* [Objective]:
Count the lines that include the string "content", and give only that number.

-- BEGIN Input records --

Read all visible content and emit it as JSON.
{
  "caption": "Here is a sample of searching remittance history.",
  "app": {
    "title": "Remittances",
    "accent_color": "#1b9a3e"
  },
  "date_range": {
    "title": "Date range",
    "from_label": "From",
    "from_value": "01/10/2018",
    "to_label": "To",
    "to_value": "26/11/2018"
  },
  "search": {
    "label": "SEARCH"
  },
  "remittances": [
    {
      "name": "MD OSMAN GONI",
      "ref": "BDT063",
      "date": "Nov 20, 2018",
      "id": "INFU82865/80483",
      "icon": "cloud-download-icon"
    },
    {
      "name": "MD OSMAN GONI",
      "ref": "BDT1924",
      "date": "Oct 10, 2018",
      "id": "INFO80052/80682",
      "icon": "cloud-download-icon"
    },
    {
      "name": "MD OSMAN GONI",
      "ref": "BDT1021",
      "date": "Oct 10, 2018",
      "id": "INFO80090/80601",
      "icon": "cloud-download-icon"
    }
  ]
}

-- END Input records --
-- BEGIN Input records --

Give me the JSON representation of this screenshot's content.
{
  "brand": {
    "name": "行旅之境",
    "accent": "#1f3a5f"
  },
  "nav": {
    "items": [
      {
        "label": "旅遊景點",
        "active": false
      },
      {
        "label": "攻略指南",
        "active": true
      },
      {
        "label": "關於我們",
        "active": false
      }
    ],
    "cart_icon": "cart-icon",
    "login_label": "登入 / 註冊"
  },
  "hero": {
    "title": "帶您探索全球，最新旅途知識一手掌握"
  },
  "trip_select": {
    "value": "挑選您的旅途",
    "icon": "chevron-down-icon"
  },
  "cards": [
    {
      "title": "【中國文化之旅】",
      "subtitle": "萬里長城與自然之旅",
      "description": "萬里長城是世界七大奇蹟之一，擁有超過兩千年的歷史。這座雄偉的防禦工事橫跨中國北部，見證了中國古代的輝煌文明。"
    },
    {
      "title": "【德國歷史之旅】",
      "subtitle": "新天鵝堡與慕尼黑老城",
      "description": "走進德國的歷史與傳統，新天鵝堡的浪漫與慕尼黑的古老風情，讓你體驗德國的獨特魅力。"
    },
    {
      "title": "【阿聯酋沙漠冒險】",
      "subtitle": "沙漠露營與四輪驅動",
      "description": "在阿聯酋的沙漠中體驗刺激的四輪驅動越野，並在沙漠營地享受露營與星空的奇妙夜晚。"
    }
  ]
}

-- END Input records --

* [Complete answer]:
2